Written problem
Return each entry exactly, omitting nothing.

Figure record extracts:
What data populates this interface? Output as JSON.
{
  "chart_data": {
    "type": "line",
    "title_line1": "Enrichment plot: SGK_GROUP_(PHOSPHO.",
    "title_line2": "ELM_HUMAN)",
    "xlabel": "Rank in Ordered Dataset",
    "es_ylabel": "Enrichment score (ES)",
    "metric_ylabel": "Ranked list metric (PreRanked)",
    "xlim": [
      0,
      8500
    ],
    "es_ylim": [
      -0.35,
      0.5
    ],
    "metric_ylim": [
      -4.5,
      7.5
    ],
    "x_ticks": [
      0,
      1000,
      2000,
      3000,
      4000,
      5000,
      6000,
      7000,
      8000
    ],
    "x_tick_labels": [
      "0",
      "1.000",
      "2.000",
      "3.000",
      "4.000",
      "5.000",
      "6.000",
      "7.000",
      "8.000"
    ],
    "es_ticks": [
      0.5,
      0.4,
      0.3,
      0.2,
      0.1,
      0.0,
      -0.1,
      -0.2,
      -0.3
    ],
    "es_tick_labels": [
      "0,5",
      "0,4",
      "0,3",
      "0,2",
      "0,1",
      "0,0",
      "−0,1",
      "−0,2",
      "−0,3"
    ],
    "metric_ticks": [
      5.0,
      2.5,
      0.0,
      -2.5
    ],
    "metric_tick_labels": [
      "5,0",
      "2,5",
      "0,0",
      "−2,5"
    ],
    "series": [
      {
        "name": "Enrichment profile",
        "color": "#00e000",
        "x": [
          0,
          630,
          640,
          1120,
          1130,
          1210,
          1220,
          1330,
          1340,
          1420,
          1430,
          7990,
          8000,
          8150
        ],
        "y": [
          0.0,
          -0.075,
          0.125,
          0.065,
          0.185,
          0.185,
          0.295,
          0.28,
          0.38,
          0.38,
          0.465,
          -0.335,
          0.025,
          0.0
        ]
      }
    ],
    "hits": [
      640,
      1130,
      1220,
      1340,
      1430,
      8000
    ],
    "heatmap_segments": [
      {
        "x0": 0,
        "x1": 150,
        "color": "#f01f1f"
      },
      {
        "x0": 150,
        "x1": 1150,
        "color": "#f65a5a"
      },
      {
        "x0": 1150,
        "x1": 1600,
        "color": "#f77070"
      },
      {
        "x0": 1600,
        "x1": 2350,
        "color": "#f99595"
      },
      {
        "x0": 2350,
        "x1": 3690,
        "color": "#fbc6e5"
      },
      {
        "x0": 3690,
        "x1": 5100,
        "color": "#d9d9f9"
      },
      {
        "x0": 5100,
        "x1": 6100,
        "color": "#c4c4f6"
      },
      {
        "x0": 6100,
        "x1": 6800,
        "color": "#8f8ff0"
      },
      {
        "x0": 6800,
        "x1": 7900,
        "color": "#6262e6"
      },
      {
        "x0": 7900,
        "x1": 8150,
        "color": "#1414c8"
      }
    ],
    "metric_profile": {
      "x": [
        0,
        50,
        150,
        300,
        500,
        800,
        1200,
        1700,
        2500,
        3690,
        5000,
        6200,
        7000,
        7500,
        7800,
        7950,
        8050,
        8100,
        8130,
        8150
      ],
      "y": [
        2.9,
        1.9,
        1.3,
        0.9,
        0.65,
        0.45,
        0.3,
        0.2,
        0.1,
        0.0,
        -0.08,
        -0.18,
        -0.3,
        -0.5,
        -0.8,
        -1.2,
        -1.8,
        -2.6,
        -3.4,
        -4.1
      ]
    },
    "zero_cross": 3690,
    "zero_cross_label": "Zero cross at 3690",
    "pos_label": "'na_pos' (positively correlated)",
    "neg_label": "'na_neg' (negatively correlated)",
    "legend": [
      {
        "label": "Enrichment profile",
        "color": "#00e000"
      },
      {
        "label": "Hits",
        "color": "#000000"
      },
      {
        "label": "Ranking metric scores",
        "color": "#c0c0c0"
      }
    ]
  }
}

Exercise answer
What data populates this interface? Output as JSON.
{
  "chart_data": {
    "type": "line",
    "title_line1": "Enrichment plot: SGK_GROUP_(PHOSPHO.",
    "title_line2": "ELM_HUMAN)",
    "xlabel": "Rank in Ordered Dataset",
    "es_ylabel": "Enrichment score (ES)",
    "metric_ylabel": "Ranked list metric (PreRanked)",
    "xlim": [
      0,
      8500
    ],
    "es_ylim": [
      -0.35,
      0.5
    ],
    "metric_ylim": [
      -4.5,
      7.5
    ],
    "x_ticks": [
      0,
      1000,
      2000,
      3000,
      4000,
      5000,
      6000,
      7000,
      8000
    ],
    "x_tick_labels": [
      "0",
      "1.000",
      "2.000",
      "3.000",
      "4.000",
      "5.000",
      "6.000",
      "7.000",
      "8.000"
    ],
    "es_ticks": [
      0.5,
      0.4,
      0.3,
      0.2,
      0.1,
      0.0,
      -0.1,
      -0.2,
      -0.3
    ],
    "es_tick_labels": [
      "0,5",
      "0,4",
      "0,3",
      "0,2",
      "0,1",
      "0,0",
      "−0,1",
      "−0,2",
      "−0,3"
    ],
    "metric_ticks": [
      5.0,
      2.5,
      0.0,
      -2.5
    ],
    "metric_tick_labels": [
      "5,0",
      "2,5",
      "0,0",
      "−2,5"
    ],
    "series": [
      {
        "name": "Enrichment profile",
        "color": "#00e000",
        "x": [
          0,
          630,
          640,
          1120,
          1130,
          1210,
          1220,
          1330,
          1340,
          1420,
          1430,
          7990,
          8000,
          8150
        ],
        "y": [
          0.0,
          -0.075,
          0.125,
          0.065,
          0.185,
          0.185,
          0.295,
          0.28,
          0.38,
          0.38,
          0.465,
          -0.335,
          0.025,
          0.0
        ]
      }
    ],
    "hits": [
      640,
      1130,
      1220,
      1340,
      1430,
      8000
    ],
    "heatmap_segments": [
      {
        "x0": 0,
        "x1": 150,
        "color": "#f01f1f"
      },
      {
        "x0": 150,
        "x1": 1150,
        "color": "#f65a5a"
      },
      {
        "x0": 1150,
        "x1": 1600,
        "color": "#f77070"
      },
      {
        "x0": 1600,
        "x1": 2350,
        "color": "#f99595"
      },
      {
        "x0": 2350,
        "x1": 3690,
        "color": "#fbc6e5"
      },
      {
        "x0": 3690,
        "x1": 5100,
        "color": "#d9d9f9"
      },
      {
        "x0": 5100,
        "x1": 6100,
        "color": "#c4c4f6"
      },
      {
        "x0": 6100,
        "x1": 6800,
        "color": "#8f8ff0"
      },
      {
        "x0": 6800,
        "x1": 7900,
        "color": "#6262e6"
      },
      {
        "x0": 7900,
        "x1": 8150,
        "color": "#1414c8"
      }
    ],
    "metric_profile": {
      "x": [
        0,
        50,
        150,
        300,
        500,
        800,
        1200,
        1700,
        2500,
        3690,
        5000,
        6200,
        7000,
        7500,
        7800,
        7950,
        8050,
        8100,
        8130,
        8150
      ],
      "y": [
        2.9,
        1.9,
        1.3,
        0.9,
        0.65,
        0.45,
        0.3,
        0.2,
        0.1,
        0.0,
        -0.08,
        -0.18,
        -0.3,
        -0.5,
        -0.8,
        -1.2,
        -1.8,
        -2.6,
        -3.4,
        -4.1
      ]
    },
    "zero_cross": 3690,
    "zero_cross_label": "Zero cross at 3690",
    "pos_label": "'na_pos' (positively correlated)",
    "neg_label": "'na_neg' (negatively correlated)",
    "legend": [
      {
        "label": "Enrichment profile",
        "color": "#00e000"
      },
      {
        "label": "Hits",
        "color": "#000000"
      },
      {
        "label": "Ranking metric scores",
        "color": "#c0c0c0"
      }
    ]
  }
}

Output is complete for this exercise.